→ **Problem statement**: Gather each line of the records where "content" appears.
════
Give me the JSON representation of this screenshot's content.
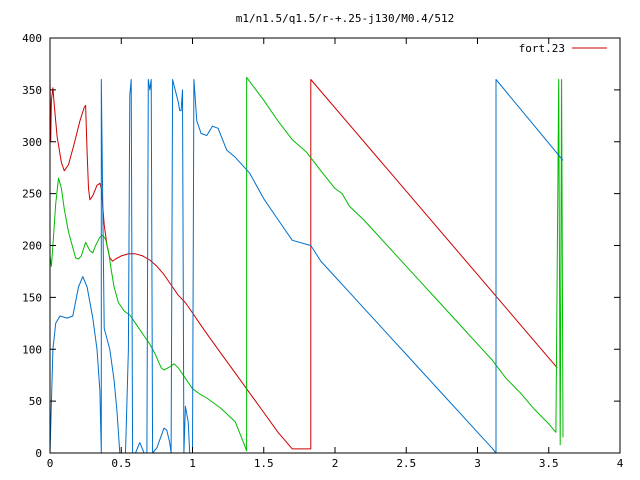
{
  "chart_data": {
    "type": "line",
    "title": "m1/n1.5/q1.5/r-+.25-j130/M0.4/512",
    "xlim": [
      0,
      4
    ],
    "ylim": [
      0,
      400
    ],
    "x_ticks": [
      "0",
      "0.5",
      "1",
      "1.5",
      "2",
      "2.5",
      "3",
      "3.5",
      "4"
    ],
    "y_ticks": [
      "0",
      "50",
      "100",
      "150",
      "200",
      "250",
      "300",
      "350",
      "400"
    ],
    "grid": false,
    "legend_position": "top-right",
    "series": [
      {
        "name": "fort.23",
        "color": "#cc0000",
        "points": [
          [
            0,
            360
          ],
          [
            0.005,
            300
          ],
          [
            0.01,
            340
          ],
          [
            0.02,
            352
          ],
          [
            0.03,
            335
          ],
          [
            0.05,
            305
          ],
          [
            0.08,
            280
          ],
          [
            0.1,
            272
          ],
          [
            0.13,
            278
          ],
          [
            0.17,
            298
          ],
          [
            0.21,
            320
          ],
          [
            0.24,
            333
          ],
          [
            0.25,
            335
          ],
          [
            0.26,
            290
          ],
          [
            0.27,
            255
          ],
          [
            0.28,
            244
          ],
          [
            0.3,
            248
          ],
          [
            0.33,
            258
          ],
          [
            0.35,
            260
          ],
          [
            0.36,
            255
          ],
          [
            0.38,
            220
          ],
          [
            0.4,
            200
          ],
          [
            0.42,
            188
          ],
          [
            0.44,
            185
          ],
          [
            0.46,
            187
          ],
          [
            0.5,
            190
          ],
          [
            0.55,
            192
          ],
          [
            0.6,
            192
          ],
          [
            0.65,
            190
          ],
          [
            0.7,
            186
          ],
          [
            0.75,
            180
          ],
          [
            0.8,
            172
          ],
          [
            0.85,
            162
          ],
          [
            0.9,
            152
          ],
          [
            0.95,
            145
          ],
          [
            1.0,
            135
          ],
          [
            1.05,
            125
          ],
          [
            1.1,
            115
          ],
          [
            1.2,
            96
          ],
          [
            1.3,
            77
          ],
          [
            1.4,
            58
          ],
          [
            1.5,
            39
          ],
          [
            1.6,
            20
          ],
          [
            1.7,
            4
          ],
          [
            1.83,
            4
          ],
          [
            1.83,
            360
          ],
          [
            3.56,
            82
          ]
        ]
      },
      {
        "name": "",
        "color": "#00bb00",
        "points": [
          [
            0,
            190
          ],
          [
            0.01,
            180
          ],
          [
            0.02,
            200
          ],
          [
            0.04,
            240
          ],
          [
            0.06,
            265
          ],
          [
            0.08,
            255
          ],
          [
            0.1,
            235
          ],
          [
            0.13,
            213
          ],
          [
            0.16,
            198
          ],
          [
            0.18,
            188
          ],
          [
            0.2,
            187
          ],
          [
            0.22,
            190
          ],
          [
            0.25,
            203
          ],
          [
            0.28,
            195
          ],
          [
            0.3,
            193
          ],
          [
            0.32,
            200
          ],
          [
            0.35,
            208
          ],
          [
            0.37,
            210
          ],
          [
            0.39,
            206
          ],
          [
            0.41,
            195
          ],
          [
            0.43,
            176
          ],
          [
            0.45,
            160
          ],
          [
            0.48,
            145
          ],
          [
            0.52,
            137
          ],
          [
            0.56,
            133
          ],
          [
            0.6,
            125
          ],
          [
            0.65,
            115
          ],
          [
            0.7,
            105
          ],
          [
            0.74,
            95
          ],
          [
            0.78,
            82
          ],
          [
            0.8,
            80
          ],
          [
            0.84,
            83
          ],
          [
            0.87,
            86
          ],
          [
            0.9,
            82
          ],
          [
            0.95,
            72
          ],
          [
            1.0,
            62
          ],
          [
            1.05,
            57
          ],
          [
            1.1,
            53
          ],
          [
            1.2,
            43
          ],
          [
            1.3,
            30
          ],
          [
            1.37,
            6
          ],
          [
            1.38,
            2
          ],
          [
            1.38,
            362
          ],
          [
            1.5,
            340
          ],
          [
            1.6,
            320
          ],
          [
            1.7,
            302
          ],
          [
            1.8,
            290
          ],
          [
            1.9,
            272
          ],
          [
            2.0,
            255
          ],
          [
            2.05,
            250
          ],
          [
            2.1,
            238
          ],
          [
            2.2,
            225
          ],
          [
            2.3,
            210
          ],
          [
            2.4,
            195
          ],
          [
            2.5,
            180
          ],
          [
            2.6,
            165
          ],
          [
            2.7,
            150
          ],
          [
            2.8,
            135
          ],
          [
            2.9,
            120
          ],
          [
            3.0,
            105
          ],
          [
            3.1,
            90
          ],
          [
            3.2,
            72
          ],
          [
            3.3,
            58
          ],
          [
            3.4,
            42
          ],
          [
            3.5,
            28
          ],
          [
            3.55,
            20
          ],
          [
            3.57,
            360
          ],
          [
            3.58,
            8
          ],
          [
            3.59,
            360
          ],
          [
            3.6,
            15
          ]
        ]
      },
      {
        "name": "",
        "color": "#0070cc",
        "points": [
          [
            0,
            0
          ],
          [
            0.02,
            100
          ],
          [
            0.04,
            125
          ],
          [
            0.07,
            132
          ],
          [
            0.12,
            130
          ],
          [
            0.16,
            132
          ],
          [
            0.2,
            160
          ],
          [
            0.23,
            170
          ],
          [
            0.26,
            160
          ],
          [
            0.3,
            130
          ],
          [
            0.33,
            100
          ],
          [
            0.35,
            60
          ],
          [
            0.36,
            0
          ],
          [
            0.36,
            360
          ],
          [
            0.38,
            120
          ],
          [
            0.42,
            100
          ],
          [
            0.45,
            70
          ],
          [
            0.47,
            40
          ],
          [
            0.49,
            0
          ],
          [
            0.53,
            0
          ],
          [
            0.55,
            100
          ],
          [
            0.56,
            345
          ],
          [
            0.57,
            360
          ],
          [
            0.58,
            0
          ],
          [
            0.6,
            0
          ],
          [
            0.63,
            10
          ],
          [
            0.66,
            0
          ],
          [
            0.68,
            0
          ],
          [
            0.69,
            360
          ],
          [
            0.7,
            350
          ],
          [
            0.71,
            360
          ],
          [
            0.72,
            0
          ],
          [
            0.75,
            5
          ],
          [
            0.8,
            24
          ],
          [
            0.82,
            22
          ],
          [
            0.84,
            10
          ],
          [
            0.85,
            0
          ],
          [
            0.86,
            360
          ],
          [
            0.9,
            338
          ],
          [
            0.91,
            330
          ],
          [
            0.92,
            330
          ],
          [
            0.93,
            350
          ],
          [
            0.94,
            0
          ],
          [
            0.95,
            45
          ],
          [
            0.97,
            30
          ],
          [
            0.98,
            0
          ],
          [
            1.0,
            0
          ],
          [
            1.01,
            360
          ],
          [
            1.03,
            320
          ],
          [
            1.06,
            308
          ],
          [
            1.1,
            306
          ],
          [
            1.14,
            315
          ],
          [
            1.18,
            313
          ],
          [
            1.24,
            292
          ],
          [
            1.3,
            285
          ],
          [
            1.4,
            270
          ],
          [
            1.5,
            245
          ],
          [
            1.6,
            225
          ],
          [
            1.7,
            205
          ],
          [
            1.83,
            200
          ],
          [
            1.9,
            185
          ],
          [
            2.0,
            170
          ],
          [
            2.1,
            155
          ],
          [
            2.2,
            140
          ],
          [
            2.3,
            125
          ],
          [
            2.4,
            110
          ],
          [
            2.5,
            95
          ],
          [
            2.6,
            80
          ],
          [
            2.7,
            65
          ],
          [
            2.8,
            50
          ],
          [
            2.9,
            35
          ],
          [
            3.0,
            20
          ],
          [
            3.1,
            5
          ],
          [
            3.13,
            0
          ],
          [
            3.13,
            360
          ],
          [
            3.6,
            282
          ]
        ]
      }
    ]
  }
}
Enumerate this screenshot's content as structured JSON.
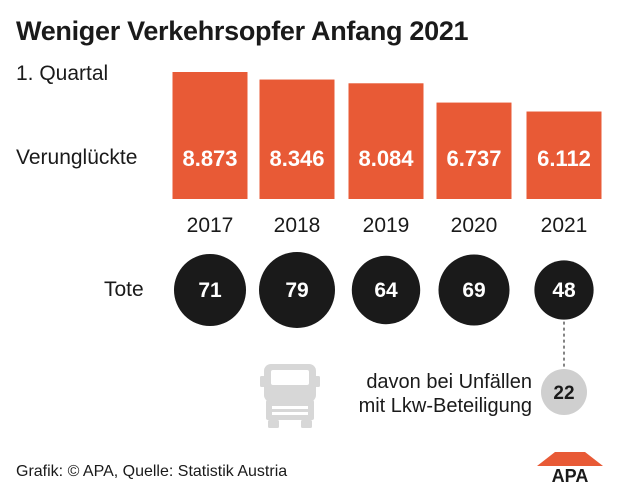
{
  "chart_data": {
    "type": "bar",
    "title": "Weniger Verkehrsopfer Anfang 2021",
    "subtitle": "1. Quartal",
    "categories": [
      "2017",
      "2018",
      "2019",
      "2020",
      "2021"
    ],
    "series": [
      {
        "name": "Verunglückte",
        "values": [
          8873,
          8346,
          8084,
          6737,
          6112
        ],
        "value_labels": [
          "8.873",
          "8.346",
          "8.084",
          "6.737",
          "6.112"
        ]
      },
      {
        "name": "Tote",
        "values": [
          71,
          79,
          64,
          69,
          48
        ],
        "value_labels": [
          "71",
          "79",
          "64",
          "69",
          "48"
        ]
      }
    ],
    "sub_value": {
      "category": "2021",
      "value": 22,
      "label": "22",
      "annotation_lines": [
        "davon bei Unfällen",
        "mit Lkw-Beteiligung"
      ]
    },
    "bar_color": "#e85a36",
    "circle_color": "#1a1a1a",
    "sub_circle_color": "#cfcfcf"
  },
  "footer": {
    "source": "Grafik: © APA, Quelle: Statistik Austria",
    "logo_text": "APA"
  },
  "icons": {
    "truck": "truck-icon"
  }
}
════
→ **Completed task**:
Give me the JSON representation of this screenshot's content.
Enumerate this screenshot's content as structured JSON.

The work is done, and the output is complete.